**THE REQUEST**
Copy every entry precisely.

**Data entries**
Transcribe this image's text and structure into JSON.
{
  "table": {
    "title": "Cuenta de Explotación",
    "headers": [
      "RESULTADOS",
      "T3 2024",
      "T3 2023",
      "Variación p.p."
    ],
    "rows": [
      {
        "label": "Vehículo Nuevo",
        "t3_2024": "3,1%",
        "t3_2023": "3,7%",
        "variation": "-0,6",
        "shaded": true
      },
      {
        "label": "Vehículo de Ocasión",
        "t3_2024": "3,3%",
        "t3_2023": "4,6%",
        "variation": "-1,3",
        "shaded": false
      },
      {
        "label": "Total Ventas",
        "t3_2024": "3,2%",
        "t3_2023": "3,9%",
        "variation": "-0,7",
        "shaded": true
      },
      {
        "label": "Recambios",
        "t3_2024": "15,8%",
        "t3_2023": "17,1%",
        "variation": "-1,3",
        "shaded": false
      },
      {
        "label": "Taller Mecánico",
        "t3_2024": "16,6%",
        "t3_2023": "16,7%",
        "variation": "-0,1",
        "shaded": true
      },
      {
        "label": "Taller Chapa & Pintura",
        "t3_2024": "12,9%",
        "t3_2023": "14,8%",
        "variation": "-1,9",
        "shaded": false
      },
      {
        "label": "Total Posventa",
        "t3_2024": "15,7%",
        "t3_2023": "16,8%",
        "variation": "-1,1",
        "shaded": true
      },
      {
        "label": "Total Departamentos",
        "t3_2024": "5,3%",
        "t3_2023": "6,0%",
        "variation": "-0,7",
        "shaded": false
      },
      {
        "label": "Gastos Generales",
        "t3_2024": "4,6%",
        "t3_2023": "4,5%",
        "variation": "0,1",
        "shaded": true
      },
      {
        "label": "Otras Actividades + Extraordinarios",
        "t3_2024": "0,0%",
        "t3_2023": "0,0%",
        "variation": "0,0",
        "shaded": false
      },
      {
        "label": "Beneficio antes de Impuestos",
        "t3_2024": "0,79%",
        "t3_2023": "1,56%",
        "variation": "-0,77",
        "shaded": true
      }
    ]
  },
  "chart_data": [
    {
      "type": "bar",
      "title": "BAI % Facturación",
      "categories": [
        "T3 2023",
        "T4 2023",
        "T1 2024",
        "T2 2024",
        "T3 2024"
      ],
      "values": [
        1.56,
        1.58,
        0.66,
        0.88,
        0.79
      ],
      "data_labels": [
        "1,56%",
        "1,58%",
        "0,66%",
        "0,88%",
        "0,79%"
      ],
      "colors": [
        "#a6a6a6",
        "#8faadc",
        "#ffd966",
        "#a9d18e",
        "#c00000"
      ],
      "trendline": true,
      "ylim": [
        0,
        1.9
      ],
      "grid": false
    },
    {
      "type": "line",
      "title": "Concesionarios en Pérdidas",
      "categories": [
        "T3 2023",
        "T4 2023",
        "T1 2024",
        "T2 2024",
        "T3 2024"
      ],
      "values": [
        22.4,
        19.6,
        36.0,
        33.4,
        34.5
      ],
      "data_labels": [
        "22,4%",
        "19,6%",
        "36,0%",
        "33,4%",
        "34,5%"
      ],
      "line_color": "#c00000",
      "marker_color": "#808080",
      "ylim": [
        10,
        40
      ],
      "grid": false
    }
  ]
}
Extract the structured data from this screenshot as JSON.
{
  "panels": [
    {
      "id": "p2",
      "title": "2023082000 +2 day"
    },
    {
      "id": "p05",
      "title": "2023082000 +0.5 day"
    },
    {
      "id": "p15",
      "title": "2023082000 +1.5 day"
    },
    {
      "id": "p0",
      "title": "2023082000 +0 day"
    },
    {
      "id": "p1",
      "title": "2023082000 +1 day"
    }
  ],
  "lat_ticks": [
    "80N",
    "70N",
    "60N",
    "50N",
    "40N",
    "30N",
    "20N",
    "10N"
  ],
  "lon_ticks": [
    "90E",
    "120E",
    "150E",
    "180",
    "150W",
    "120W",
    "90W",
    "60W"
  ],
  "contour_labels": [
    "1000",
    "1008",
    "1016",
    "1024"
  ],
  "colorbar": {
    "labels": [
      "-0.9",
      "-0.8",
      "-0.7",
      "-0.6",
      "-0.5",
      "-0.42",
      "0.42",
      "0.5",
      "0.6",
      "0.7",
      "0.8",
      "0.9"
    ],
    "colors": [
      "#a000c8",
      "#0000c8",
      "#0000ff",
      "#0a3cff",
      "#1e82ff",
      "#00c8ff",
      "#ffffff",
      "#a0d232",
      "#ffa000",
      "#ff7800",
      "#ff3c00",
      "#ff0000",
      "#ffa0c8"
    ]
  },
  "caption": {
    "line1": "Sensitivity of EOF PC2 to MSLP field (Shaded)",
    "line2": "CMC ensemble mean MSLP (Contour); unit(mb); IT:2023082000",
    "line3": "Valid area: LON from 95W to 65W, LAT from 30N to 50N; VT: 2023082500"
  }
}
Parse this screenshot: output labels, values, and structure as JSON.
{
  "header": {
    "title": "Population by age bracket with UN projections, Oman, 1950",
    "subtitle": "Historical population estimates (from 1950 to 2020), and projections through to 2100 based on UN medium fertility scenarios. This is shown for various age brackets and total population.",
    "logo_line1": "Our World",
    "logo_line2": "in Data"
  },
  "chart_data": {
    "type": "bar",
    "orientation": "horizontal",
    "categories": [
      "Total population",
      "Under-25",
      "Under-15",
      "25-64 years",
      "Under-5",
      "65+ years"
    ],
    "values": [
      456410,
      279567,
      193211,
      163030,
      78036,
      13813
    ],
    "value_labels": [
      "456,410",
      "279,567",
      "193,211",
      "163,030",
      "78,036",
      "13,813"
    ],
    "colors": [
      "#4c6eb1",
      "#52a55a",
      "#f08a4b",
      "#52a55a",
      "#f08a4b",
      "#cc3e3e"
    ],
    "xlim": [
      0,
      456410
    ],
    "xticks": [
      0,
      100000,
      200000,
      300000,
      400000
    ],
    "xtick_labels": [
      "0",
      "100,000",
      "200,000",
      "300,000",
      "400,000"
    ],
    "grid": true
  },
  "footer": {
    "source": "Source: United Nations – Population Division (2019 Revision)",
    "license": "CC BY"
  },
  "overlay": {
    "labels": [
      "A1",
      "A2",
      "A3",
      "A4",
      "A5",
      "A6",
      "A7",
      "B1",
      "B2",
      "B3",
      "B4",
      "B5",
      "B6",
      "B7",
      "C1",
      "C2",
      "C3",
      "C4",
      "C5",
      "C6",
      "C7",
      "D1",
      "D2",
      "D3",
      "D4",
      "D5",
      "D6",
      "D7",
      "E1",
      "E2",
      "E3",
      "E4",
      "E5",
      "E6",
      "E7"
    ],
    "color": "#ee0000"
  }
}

**RESPONSE TO THIS TASK**
Transcribe this image's text and structure into JSON.
{
  "table": {
    "title": "Cuenta de Explotación",
    "headers": [
      "RESULTADOS",
      "T3 2024",
      "T3 2023",
      "Variación p.p."
    ],
    "rows": [
      {
        "label": "Vehículo Nuevo",
        "t3_2024": "3,1%",
        "t3_2023": "3,7%",
        "variation": "-0,6",
        "shaded": true
      },
      {
        "label": "Vehículo de Ocasión",
        "t3_2024": "3,3%",
        "t3_2023": "4,6%",
        "variation": "-1,3",
        "shaded": false
      },
      {
        "label": "Total Ventas",
        "t3_2024": "3,2%",
        "t3_2023": "3,9%",
        "variation": "-0,7",
        "shaded": true
      },
      {
        "label": "Recambios",
        "t3_2024": "15,8%",
        "t3_2023": "17,1%",
        "variation": "-1,3",
        "shaded": false
      },
      {
        "label": "Taller Mecánico",
        "t3_2024": "16,6%",
        "t3_2023": "16,7%",
        "variation": "-0,1",
        "shaded": true
      },
      {
        "label": "Taller Chapa & Pintura",
        "t3_2024": "12,9%",
        "t3_2023": "14,8%",
        "variation": "-1,9",
        "shaded": false
      },
      {
        "label": "Total Posventa",
        "t3_2024": "15,7%",
        "t3_2023": "16,8%",
        "variation": "-1,1",
        "shaded": true
      },
      {
        "label": "Total Departamentos",
        "t3_2024": "5,3%",
        "t3_2023": "6,0%",
        "variation": "-0,7",
        "shaded": false
      },
      {
        "label": "Gastos Generales",
        "t3_2024": "4,6%",
        "t3_2023": "4,5%",
        "variation": "0,1",
        "shaded": true
      },
      {
        "label": "Otras Actividades + Extraordinarios",
        "t3_2024": "0,0%",
        "t3_2023": "0,0%",
        "variation": "0,0",
        "shaded": false
      },
      {
        "label": "Beneficio antes de Impuestos",
        "t3_2024": "0,79%",
        "t3_2023": "1,56%",
        "variation": "-0,77",
        "shaded": true
      }
    ]
  },
  "chart_data": [
    {
      "type": "bar",
      "title": "BAI % Facturación",
      "categories": [
        "T3 2023",
        "T4 2023",
        "T1 2024",
        "T2 2024",
        "T3 2024"
      ],
      "values": [
        1.56,
        1.58,
        0.66,
        0.88,
        0.79
      ],
      "data_labels": [
        "1,56%",
        "1,58%",
        "0,66%",
        "0,88%",
        "0,79%"
      ],
      "colors": [
        "#a6a6a6",
        "#8faadc",
        "#ffd966",
        "#a9d18e",
        "#c00000"
      ],
      "trendline": true,
      "ylim": [
        0,
        1.9
      ],
      "grid": false
    },
    {
      "type": "line",
      "title": "Concesionarios en Pérdidas",
      "categories": [
        "T3 2023",
        "T4 2023",
        "T1 2024",
        "T2 2024",
        "T3 2024"
      ],
      "values": [
        22.4,
        19.6,
        36.0,
        33.4,
        34.5
      ],
      "data_labels": [
        "22,4%",
        "19,6%",
        "36,0%",
        "33,4%",
        "34,5%"
      ],
      "line_color": "#c00000",
      "marker_color": "#808080",
      "ylim": [
        10,
        40
      ],
      "grid": false
    }
  ]
}
Extract the structured data from this screenshot as JSON.
{
  "panels": [
    {
      "id": "p2",
      "title": "2023082000 +2 day"
    },
    {
      "id": "p05",
      "title": "2023082000 +0.5 day"
    },
    {
      "id": "p15",
      "title": "2023082000 +1.5 day"
    },
    {
      "id": "p0",
      "title": "2023082000 +0 day"
    },
    {
      "id": "p1",
      "title": "2023082000 +1 day"
    }
  ],
  "lat_ticks": [
    "80N",
    "70N",
    "60N",
    "50N",
    "40N",
    "30N",
    "20N",
    "10N"
  ],
  "lon_ticks": [
    "90E",
    "120E",
    "150E",
    "180",
    "150W",
    "120W",
    "90W",
    "60W"
  ],
  "contour_labels": [
    "1000",
    "1008",
    "1016",
    "1024"
  ],
  "colorbar": {
    "labels": [
      "-0.9",
      "-0.8",
      "-0.7",
      "-0.6",
      "-0.5",
      "-0.42",
      "0.42",
      "0.5",
      "0.6",
      "0.7",
      "0.8",
      "0.9"
    ],
    "colors": [
      "#a000c8",
      "#0000c8",
      "#0000ff",
      "#0a3cff",
      "#1e82ff",
      "#00c8ff",
      "#ffffff",
      "#a0d232",
      "#ffa000",
      "#ff7800",
      "#ff3c00",
      "#ff0000",
      "#ffa0c8"
    ]
  },
  "caption": {
    "line1": "Sensitivity of EOF PC2 to MSLP field (Shaded)",
    "line2": "CMC ensemble mean MSLP (Contour); unit(mb); IT:2023082000",
    "line3": "Valid area: LON from 95W to 65W, LAT from 30N to 50N; VT: 2023082500"
  }
}
Parse this screenshot: output labels, values, and structure as JSON.
{
  "header": {
    "title": "Population by age bracket with UN projections, Oman, 1950",
    "subtitle": "Historical population estimates (from 1950 to 2020), and projections through to 2100 based on UN medium fertility scenarios. This is shown for various age brackets and total population.",
    "logo_line1": "Our World",
    "logo_line2": "in Data"
  },
  "chart_data": {
    "type": "bar",
    "orientation": "horizontal",
    "categories": [
      "Total population",
      "Under-25",
      "Under-15",
      "25-64 years",
      "Under-5",
      "65+ years"
    ],
    "values": [
      456410,
      279567,
      193211,
      163030,
      78036,
      13813
    ],
    "value_labels": [
      "456,410",
      "279,567",
      "193,211",
      "163,030",
      "78,036",
      "13,813"
    ],
    "colors": [
      "#4c6eb1",
      "#52a55a",
      "#f08a4b",
      "#52a55a",
      "#f08a4b",
      "#cc3e3e"
    ],
    "xlim": [
      0,
      456410
    ],
    "xticks": [
      0,
      100000,
      200000,
      300000,
      400000
    ],
    "xtick_labels": [
      "0",
      "100,000",
      "200,000",
      "300,000",
      "400,000"
    ],
    "grid": true
  },
  "footer": {
    "source": "Source: United Nations – Population Division (2019 Revision)",
    "license": "CC BY"
  },
  "overlay": {
    "labels": [
      "A1",
      "A2",
      "A3",
      "A4",
      "A5",
      "A6",
      "A7",
      "B1",
      "B2",
      "B3",
      "B4",
      "B5",
      "B6",
      "B7",
      "C1",
      "C2",
      "C3",
      "C4",
      "C5",
      "C6",
      "C7",
      "D1",
      "D2",
      "D3",
      "D4",
      "D5",
      "D6",
      "D7",
      "E1",
      "E2",
      "E3",
      "E4",
      "E5",
      "E6",
      "E7"
    ],
    "color": "#ee0000"
  }
}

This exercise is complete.